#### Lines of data
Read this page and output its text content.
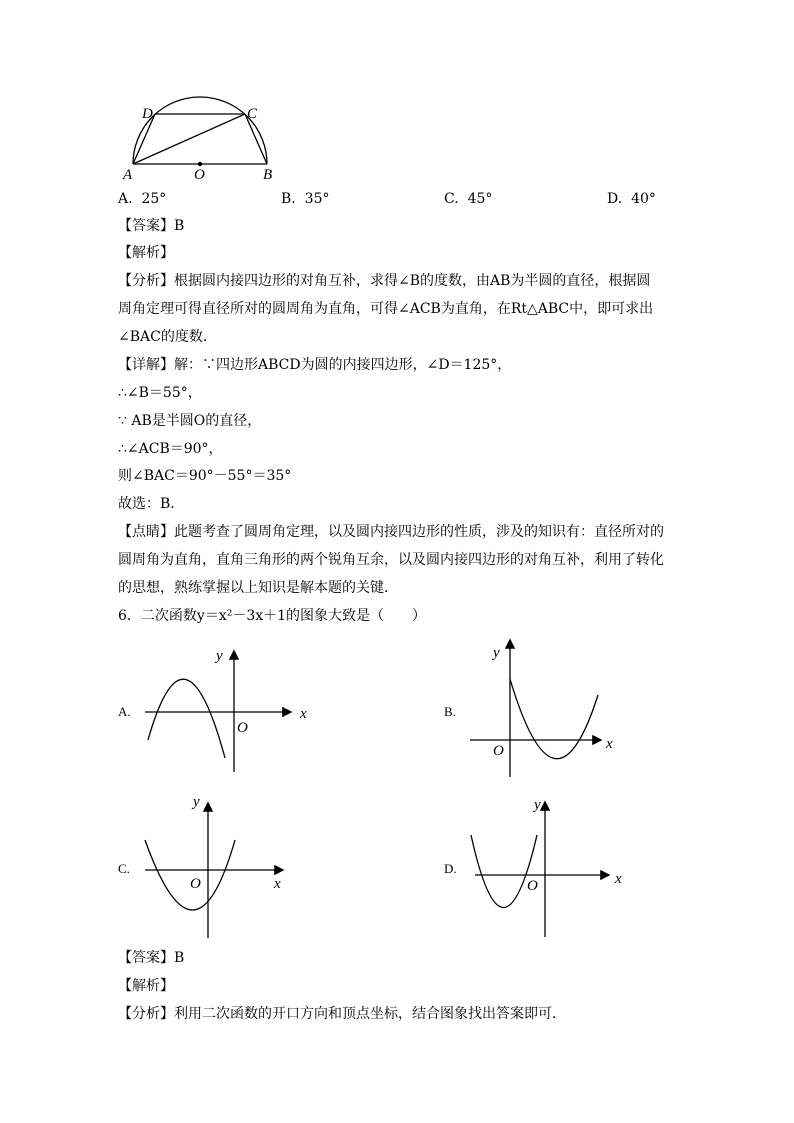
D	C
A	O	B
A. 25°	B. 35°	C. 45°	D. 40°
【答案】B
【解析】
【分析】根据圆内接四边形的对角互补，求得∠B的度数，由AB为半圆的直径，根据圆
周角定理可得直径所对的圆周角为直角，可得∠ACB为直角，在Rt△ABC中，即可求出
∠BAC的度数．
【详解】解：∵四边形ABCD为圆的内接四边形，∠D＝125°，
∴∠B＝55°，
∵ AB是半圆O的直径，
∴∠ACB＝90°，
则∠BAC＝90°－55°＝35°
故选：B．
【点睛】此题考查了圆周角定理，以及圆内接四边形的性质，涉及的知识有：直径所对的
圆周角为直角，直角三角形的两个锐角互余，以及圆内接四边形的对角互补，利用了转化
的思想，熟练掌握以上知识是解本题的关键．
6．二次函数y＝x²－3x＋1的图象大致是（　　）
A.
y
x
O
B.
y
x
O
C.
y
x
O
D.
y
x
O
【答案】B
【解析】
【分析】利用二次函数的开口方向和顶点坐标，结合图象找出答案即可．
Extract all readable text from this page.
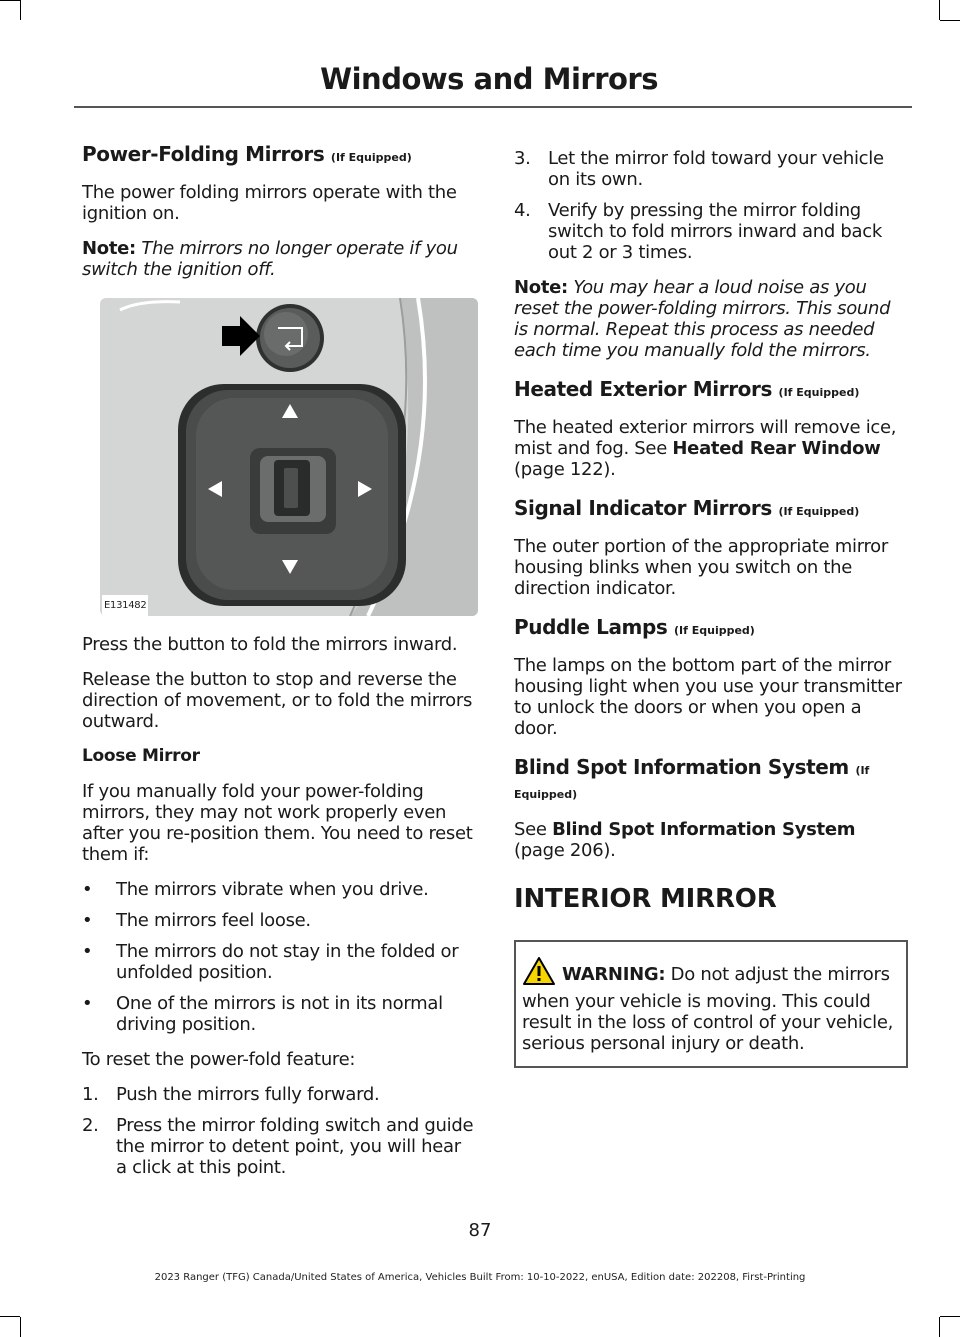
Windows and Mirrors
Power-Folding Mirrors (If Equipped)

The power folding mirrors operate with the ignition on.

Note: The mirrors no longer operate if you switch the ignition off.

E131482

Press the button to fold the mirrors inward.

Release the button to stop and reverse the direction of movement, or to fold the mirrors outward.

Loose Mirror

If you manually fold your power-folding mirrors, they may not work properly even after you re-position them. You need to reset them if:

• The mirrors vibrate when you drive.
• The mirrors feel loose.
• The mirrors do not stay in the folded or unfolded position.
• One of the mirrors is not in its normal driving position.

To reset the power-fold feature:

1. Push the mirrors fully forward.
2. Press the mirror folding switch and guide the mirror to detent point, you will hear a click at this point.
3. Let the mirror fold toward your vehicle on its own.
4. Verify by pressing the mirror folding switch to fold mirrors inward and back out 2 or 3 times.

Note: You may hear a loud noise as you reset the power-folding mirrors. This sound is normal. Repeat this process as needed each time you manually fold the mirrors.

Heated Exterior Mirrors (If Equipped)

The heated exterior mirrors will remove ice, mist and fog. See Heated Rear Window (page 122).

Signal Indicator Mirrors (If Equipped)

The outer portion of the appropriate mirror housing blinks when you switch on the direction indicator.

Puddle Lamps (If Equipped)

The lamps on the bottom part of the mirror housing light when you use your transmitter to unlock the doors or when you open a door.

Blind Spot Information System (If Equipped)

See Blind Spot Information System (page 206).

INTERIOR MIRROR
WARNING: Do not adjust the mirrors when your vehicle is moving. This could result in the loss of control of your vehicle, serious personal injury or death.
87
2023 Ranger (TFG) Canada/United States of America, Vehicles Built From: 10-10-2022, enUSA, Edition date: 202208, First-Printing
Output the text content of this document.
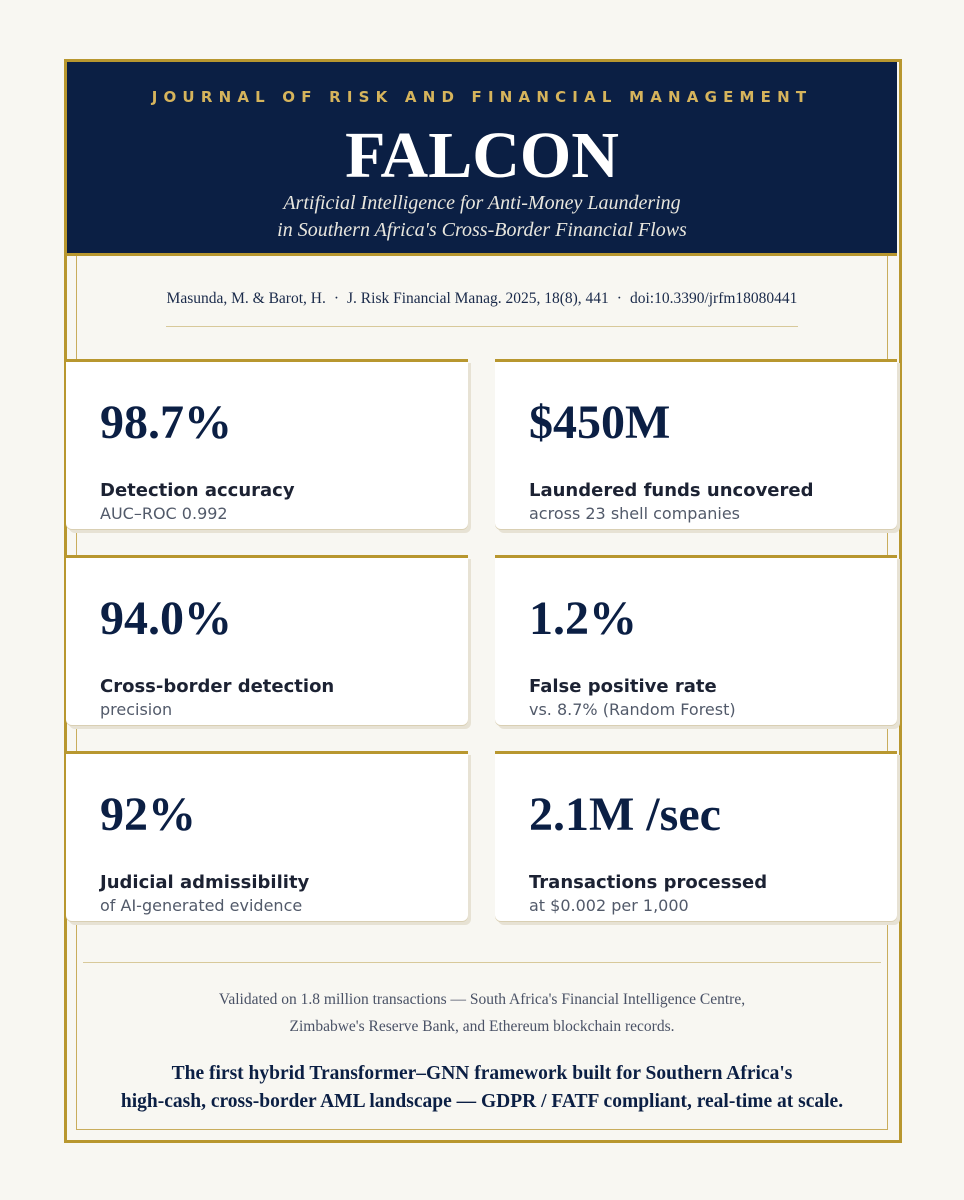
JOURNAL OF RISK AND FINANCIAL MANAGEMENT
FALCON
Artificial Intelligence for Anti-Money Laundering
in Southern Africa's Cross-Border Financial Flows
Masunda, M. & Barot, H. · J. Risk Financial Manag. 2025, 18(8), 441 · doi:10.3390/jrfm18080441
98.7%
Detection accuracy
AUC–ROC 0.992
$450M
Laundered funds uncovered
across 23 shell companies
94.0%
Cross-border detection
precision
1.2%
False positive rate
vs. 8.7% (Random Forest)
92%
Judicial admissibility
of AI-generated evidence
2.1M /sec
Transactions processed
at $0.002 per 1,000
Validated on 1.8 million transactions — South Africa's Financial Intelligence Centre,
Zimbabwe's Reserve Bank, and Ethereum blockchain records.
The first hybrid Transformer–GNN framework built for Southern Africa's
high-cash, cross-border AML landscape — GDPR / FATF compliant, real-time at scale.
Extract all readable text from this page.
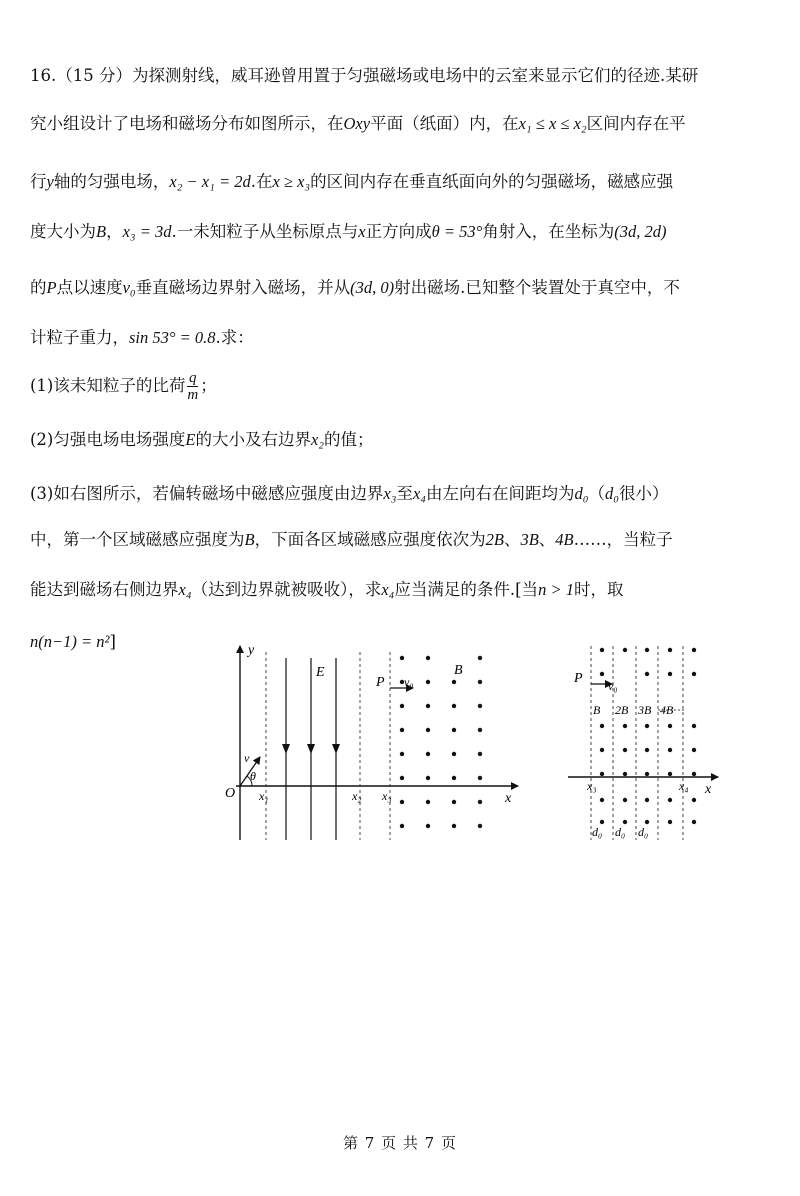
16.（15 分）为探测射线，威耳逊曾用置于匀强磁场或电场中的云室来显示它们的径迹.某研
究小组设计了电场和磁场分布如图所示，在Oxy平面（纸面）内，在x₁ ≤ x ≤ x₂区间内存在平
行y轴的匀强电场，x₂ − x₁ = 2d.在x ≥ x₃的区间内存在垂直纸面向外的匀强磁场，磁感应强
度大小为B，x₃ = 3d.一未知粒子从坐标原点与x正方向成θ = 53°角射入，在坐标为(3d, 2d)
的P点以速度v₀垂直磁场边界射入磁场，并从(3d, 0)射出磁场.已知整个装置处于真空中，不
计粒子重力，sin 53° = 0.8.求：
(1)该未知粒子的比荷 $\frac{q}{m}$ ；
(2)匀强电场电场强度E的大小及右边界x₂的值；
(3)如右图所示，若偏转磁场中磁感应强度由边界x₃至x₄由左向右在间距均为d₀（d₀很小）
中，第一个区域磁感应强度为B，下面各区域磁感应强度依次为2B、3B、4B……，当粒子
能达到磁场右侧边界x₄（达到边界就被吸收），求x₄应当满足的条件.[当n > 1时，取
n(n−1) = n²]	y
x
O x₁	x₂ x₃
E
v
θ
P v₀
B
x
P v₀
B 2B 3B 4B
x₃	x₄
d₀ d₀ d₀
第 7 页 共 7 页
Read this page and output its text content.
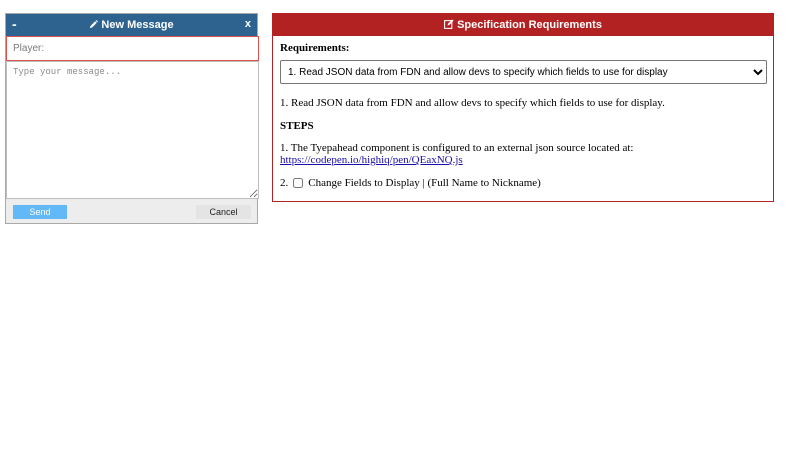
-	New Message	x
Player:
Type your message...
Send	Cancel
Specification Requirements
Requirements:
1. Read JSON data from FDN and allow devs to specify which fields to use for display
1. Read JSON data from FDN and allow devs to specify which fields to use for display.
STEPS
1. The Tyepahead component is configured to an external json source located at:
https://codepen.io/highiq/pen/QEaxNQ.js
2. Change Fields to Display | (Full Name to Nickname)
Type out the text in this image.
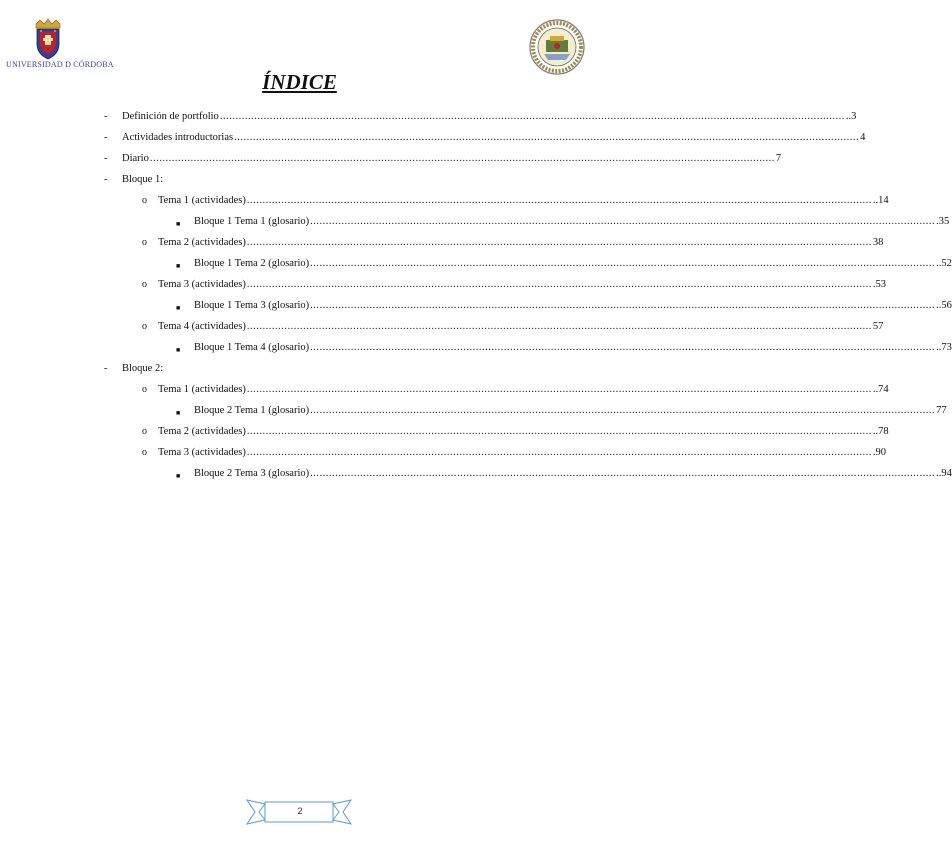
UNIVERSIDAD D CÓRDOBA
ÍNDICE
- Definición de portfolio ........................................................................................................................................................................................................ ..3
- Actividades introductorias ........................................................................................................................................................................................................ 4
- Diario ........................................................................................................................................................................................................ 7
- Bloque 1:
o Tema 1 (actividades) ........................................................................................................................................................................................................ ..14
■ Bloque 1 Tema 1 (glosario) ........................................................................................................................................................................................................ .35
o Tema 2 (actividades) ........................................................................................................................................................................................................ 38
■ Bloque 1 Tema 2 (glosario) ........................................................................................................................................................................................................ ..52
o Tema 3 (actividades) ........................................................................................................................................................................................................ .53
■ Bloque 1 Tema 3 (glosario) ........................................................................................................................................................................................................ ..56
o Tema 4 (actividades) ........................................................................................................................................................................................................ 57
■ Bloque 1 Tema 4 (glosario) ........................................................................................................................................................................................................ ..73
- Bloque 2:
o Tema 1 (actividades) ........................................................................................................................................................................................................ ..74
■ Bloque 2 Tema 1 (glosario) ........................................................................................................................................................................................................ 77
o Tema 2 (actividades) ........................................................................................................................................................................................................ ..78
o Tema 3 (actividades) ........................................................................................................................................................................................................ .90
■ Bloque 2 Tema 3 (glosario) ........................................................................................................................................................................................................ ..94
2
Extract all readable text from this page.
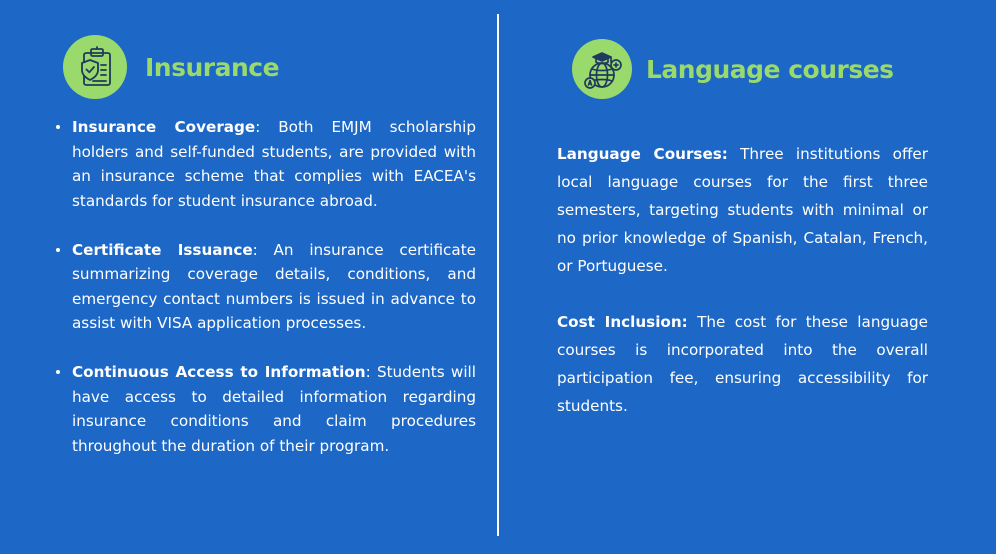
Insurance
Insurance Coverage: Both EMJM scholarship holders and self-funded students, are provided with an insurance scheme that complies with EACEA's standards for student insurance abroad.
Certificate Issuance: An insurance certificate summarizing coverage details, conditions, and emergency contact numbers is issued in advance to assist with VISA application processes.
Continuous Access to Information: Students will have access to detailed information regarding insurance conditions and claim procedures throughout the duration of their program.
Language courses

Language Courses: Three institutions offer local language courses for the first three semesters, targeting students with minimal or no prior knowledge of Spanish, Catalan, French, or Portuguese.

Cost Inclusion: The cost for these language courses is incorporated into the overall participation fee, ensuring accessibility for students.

#### Given problem
Find the word "allow" in the entries above and gather every line that holds it.

#### Output for this task
1. Read JSON data from FDN and allow devs to specify which fields to use for display
1. Read JSON data from FDN and allow devs to specify which fields to use for display.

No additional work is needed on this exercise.